| SET TASK |
Write out the records below once more, exactly as they stand.

Start of TASK MATERIAL

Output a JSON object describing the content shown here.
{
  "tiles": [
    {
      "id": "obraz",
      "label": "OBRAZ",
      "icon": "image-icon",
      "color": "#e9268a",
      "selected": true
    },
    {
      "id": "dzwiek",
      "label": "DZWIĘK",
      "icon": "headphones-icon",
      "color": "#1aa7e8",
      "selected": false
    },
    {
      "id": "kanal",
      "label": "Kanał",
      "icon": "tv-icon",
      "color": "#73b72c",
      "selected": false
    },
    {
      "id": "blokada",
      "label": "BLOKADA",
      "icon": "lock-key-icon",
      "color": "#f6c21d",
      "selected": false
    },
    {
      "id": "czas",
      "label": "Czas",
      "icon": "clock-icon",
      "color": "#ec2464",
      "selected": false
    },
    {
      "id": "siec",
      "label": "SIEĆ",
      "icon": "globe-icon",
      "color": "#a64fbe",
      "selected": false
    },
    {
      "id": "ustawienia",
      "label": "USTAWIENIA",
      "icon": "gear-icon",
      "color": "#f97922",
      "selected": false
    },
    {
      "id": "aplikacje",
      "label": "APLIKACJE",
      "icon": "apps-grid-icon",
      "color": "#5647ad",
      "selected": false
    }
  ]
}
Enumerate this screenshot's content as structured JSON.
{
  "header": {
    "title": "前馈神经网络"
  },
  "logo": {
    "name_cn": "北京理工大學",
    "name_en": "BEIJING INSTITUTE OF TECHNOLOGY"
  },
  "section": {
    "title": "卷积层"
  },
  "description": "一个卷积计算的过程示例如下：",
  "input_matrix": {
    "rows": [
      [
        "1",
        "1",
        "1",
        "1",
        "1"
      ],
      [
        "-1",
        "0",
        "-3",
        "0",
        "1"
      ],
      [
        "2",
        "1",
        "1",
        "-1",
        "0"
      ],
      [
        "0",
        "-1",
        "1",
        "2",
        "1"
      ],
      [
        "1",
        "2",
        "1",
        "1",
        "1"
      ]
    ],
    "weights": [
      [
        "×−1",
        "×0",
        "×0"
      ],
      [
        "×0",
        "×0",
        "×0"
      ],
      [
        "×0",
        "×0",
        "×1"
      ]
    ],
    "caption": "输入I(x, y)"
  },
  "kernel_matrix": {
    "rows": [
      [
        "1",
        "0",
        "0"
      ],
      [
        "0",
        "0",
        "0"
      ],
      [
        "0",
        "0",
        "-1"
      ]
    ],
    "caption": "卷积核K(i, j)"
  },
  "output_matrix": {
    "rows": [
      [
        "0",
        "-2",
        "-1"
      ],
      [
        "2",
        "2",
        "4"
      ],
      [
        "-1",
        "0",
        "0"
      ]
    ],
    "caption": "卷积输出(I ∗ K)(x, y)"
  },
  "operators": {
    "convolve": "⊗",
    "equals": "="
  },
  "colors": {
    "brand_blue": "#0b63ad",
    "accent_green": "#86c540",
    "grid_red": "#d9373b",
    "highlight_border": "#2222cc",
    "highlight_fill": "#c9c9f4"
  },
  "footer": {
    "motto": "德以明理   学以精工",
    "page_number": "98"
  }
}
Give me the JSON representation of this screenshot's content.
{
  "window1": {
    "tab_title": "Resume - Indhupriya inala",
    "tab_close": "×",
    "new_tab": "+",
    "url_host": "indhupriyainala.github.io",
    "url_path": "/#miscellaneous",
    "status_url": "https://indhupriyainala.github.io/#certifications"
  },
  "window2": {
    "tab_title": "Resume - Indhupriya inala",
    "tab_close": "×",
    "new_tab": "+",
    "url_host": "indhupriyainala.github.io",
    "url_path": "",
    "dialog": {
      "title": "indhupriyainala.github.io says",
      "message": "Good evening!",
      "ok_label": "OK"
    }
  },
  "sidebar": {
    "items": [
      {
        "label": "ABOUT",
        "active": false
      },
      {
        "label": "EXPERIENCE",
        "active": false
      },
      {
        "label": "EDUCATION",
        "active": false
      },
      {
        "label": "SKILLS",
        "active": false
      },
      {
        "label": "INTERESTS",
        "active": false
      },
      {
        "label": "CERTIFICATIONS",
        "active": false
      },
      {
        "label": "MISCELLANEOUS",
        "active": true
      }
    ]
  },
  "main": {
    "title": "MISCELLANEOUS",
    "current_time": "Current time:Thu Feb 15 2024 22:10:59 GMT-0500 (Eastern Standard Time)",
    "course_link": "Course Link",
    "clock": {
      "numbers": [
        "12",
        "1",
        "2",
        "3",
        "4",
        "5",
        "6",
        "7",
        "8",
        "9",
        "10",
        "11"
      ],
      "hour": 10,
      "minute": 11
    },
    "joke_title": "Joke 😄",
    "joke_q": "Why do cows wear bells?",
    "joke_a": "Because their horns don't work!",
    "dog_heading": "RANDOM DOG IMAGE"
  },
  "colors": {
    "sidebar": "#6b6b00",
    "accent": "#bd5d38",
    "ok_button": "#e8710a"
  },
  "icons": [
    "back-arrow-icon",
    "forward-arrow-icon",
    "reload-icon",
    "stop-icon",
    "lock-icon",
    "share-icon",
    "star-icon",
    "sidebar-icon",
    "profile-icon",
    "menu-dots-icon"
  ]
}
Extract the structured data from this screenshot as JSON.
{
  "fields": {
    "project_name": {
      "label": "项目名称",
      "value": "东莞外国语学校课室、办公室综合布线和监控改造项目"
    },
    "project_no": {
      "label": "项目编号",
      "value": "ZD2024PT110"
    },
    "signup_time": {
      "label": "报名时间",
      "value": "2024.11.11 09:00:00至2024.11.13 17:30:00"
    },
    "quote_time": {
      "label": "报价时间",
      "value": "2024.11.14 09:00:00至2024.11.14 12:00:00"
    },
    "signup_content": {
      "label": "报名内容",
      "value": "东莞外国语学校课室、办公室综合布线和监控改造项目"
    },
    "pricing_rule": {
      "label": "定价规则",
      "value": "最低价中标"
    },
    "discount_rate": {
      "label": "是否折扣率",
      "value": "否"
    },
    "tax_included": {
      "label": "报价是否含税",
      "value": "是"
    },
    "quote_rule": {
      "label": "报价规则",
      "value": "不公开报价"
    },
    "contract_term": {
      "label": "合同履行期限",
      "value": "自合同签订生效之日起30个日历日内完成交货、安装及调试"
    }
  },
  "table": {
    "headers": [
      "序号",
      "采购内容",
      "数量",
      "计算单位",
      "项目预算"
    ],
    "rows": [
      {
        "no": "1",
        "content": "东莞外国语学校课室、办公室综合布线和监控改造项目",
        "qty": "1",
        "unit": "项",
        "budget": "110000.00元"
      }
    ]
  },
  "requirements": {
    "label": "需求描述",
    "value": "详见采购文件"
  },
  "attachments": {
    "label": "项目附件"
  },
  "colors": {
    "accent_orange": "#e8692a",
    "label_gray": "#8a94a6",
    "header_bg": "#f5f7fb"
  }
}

End of TASK MATERIAL

| ANSWER FOR THIS EXERCISE |
Output a JSON object describing the content shown here.
{
  "tiles": [
    {
      "id": "obraz",
      "label": "OBRAZ",
      "icon": "image-icon",
      "color": "#e9268a",
      "selected": true
    },
    {
      "id": "dzwiek",
      "label": "DZWIĘK",
      "icon": "headphones-icon",
      "color": "#1aa7e8",
      "selected": false
    },
    {
      "id": "kanal",
      "label": "Kanał",
      "icon": "tv-icon",
      "color": "#73b72c",
      "selected": false
    },
    {
      "id": "blokada",
      "label": "BLOKADA",
      "icon": "lock-key-icon",
      "color": "#f6c21d",
      "selected": false
    },
    {
      "id": "czas",
      "label": "Czas",
      "icon": "clock-icon",
      "color": "#ec2464",
      "selected": false
    },
    {
      "id": "siec",
      "label": "SIEĆ",
      "icon": "globe-icon",
      "color": "#a64fbe",
      "selected": false
    },
    {
      "id": "ustawienia",
      "label": "USTAWIENIA",
      "icon": "gear-icon",
      "color": "#f97922",
      "selected": false
    },
    {
      "id": "aplikacje",
      "label": "APLIKACJE",
      "icon": "apps-grid-icon",
      "color": "#5647ad",
      "selected": false
    }
  ]
}
Enumerate this screenshot's content as structured JSON.
{
  "header": {
    "title": "前馈神经网络"
  },
  "logo": {
    "name_cn": "北京理工大學",
    "name_en": "BEIJING INSTITUTE OF TECHNOLOGY"
  },
  "section": {
    "title": "卷积层"
  },
  "description": "一个卷积计算的过程示例如下：",
  "input_matrix": {
    "rows": [
      [
        "1",
        "1",
        "1",
        "1",
        "1"
      ],
      [
        "-1",
        "0",
        "-3",
        "0",
        "1"
      ],
      [
        "2",
        "1",
        "1",
        "-1",
        "0"
      ],
      [
        "0",
        "-1",
        "1",
        "2",
        "1"
      ],
      [
        "1",
        "2",
        "1",
        "1",
        "1"
      ]
    ],
    "weights": [
      [
        "×−1",
        "×0",
        "×0"
      ],
      [
        "×0",
        "×0",
        "×0"
      ],
      [
        "×0",
        "×0",
        "×1"
      ]
    ],
    "caption": "输入I(x, y)"
  },
  "kernel_matrix": {
    "rows": [
      [
        "1",
        "0",
        "0"
      ],
      [
        "0",
        "0",
        "0"
      ],
      [
        "0",
        "0",
        "-1"
      ]
    ],
    "caption": "卷积核K(i, j)"
  },
  "output_matrix": {
    "rows": [
      [
        "0",
        "-2",
        "-1"
      ],
      [
        "2",
        "2",
        "4"
      ],
      [
        "-1",
        "0",
        "0"
      ]
    ],
    "caption": "卷积输出(I ∗ K)(x, y)"
  },
  "operators": {
    "convolve": "⊗",
    "equals": "="
  },
  "colors": {
    "brand_blue": "#0b63ad",
    "accent_green": "#86c540",
    "grid_red": "#d9373b",
    "highlight_border": "#2222cc",
    "highlight_fill": "#c9c9f4"
  },
  "footer": {
    "motto": "德以明理   学以精工",
    "page_number": "98"
  }
}
Give me the JSON representation of this screenshot's content.
{
  "window1": {
    "tab_title": "Resume - Indhupriya inala",
    "tab_close": "×",
    "new_tab": "+",
    "url_host": "indhupriyainala.github.io",
    "url_path": "/#miscellaneous",
    "status_url": "https://indhupriyainala.github.io/#certifications"
  },
  "window2": {
    "tab_title": "Resume - Indhupriya inala",
    "tab_close": "×",
    "new_tab": "+",
    "url_host": "indhupriyainala.github.io",
    "url_path": "",
    "dialog": {
      "title": "indhupriyainala.github.io says",
      "message": "Good evening!",
      "ok_label": "OK"
    }
  },
  "sidebar": {
    "items": [
      {
        "label": "ABOUT",
        "active": false
      },
      {
        "label": "EXPERIENCE",
        "active": false
      },
      {
        "label": "EDUCATION",
        "active": false
      },
      {
        "label": "SKILLS",
        "active": false
      },
      {
        "label": "INTERESTS",
        "active": false
      },
      {
        "label": "CERTIFICATIONS",
        "active": false
      },
      {
        "label": "MISCELLANEOUS",
        "active": true
      }
    ]
  },
  "main": {
    "title": "MISCELLANEOUS",
    "current_time": "Current time:Thu Feb 15 2024 22:10:59 GMT-0500 (Eastern Standard Time)",
    "course_link": "Course Link",
    "clock": {
      "numbers": [
        "12",
        "1",
        "2",
        "3",
        "4",
        "5",
        "6",
        "7",
        "8",
        "9",
        "10",
        "11"
      ],
      "hour": 10,
      "minute": 11
    },
    "joke_title": "Joke 😄",
    "joke_q": "Why do cows wear bells?",
    "joke_a": "Because their horns don't work!",
    "dog_heading": "RANDOM DOG IMAGE"
  },
  "colors": {
    "sidebar": "#6b6b00",
    "accent": "#bd5d38",
    "ok_button": "#e8710a"
  },
  "icons": [
    "back-arrow-icon",
    "forward-arrow-icon",
    "reload-icon",
    "stop-icon",
    "lock-icon",
    "share-icon",
    "star-icon",
    "sidebar-icon",
    "profile-icon",
    "menu-dots-icon"
  ]
}
Extract the structured data from this screenshot as JSON.
{
  "fields": {
    "project_name": {
      "label": "项目名称",
      "value": "东莞外国语学校课室、办公室综合布线和监控改造项目"
    },
    "project_no": {
      "label": "项目编号",
      "value": "ZD2024PT110"
    },
    "signup_time": {
      "label": "报名时间",
      "value": "2024.11.11 09:00:00至2024.11.13 17:30:00"
    },
    "quote_time": {
      "label": "报价时间",
      "value": "2024.11.14 09:00:00至2024.11.14 12:00:00"
    },
    "signup_content": {
      "label": "报名内容",
      "value": "东莞外国语学校课室、办公室综合布线和监控改造项目"
    },
    "pricing_rule": {
      "label": "定价规则",
      "value": "最低价中标"
    },
    "discount_rate": {
      "label": "是否折扣率",
      "value": "否"
    },
    "tax_included": {
      "label": "报价是否含税",
      "value": "是"
    },
    "quote_rule": {
      "label": "报价规则",
      "value": "不公开报价"
    },
    "contract_term": {
      "label": "合同履行期限",
      "value": "自合同签订生效之日起30个日历日内完成交货、安装及调试"
    }
  },
  "table": {
    "headers": [
      "序号",
      "采购内容",
      "数量",
      "计算单位",
      "项目预算"
    ],
    "rows": [
      {
        "no": "1",
        "content": "东莞外国语学校课室、办公室综合布线和监控改造项目",
        "qty": "1",
        "unit": "项",
        "budget": "110000.00元"
      }
    ]
  },
  "requirements": {
    "label": "需求描述",
    "value": "详见采购文件"
  },
  "attachments": {
    "label": "项目附件"
  },
  "colors": {
    "accent_orange": "#e8692a",
    "label_gray": "#8a94a6",
    "header_bg": "#f5f7fb"
  }
}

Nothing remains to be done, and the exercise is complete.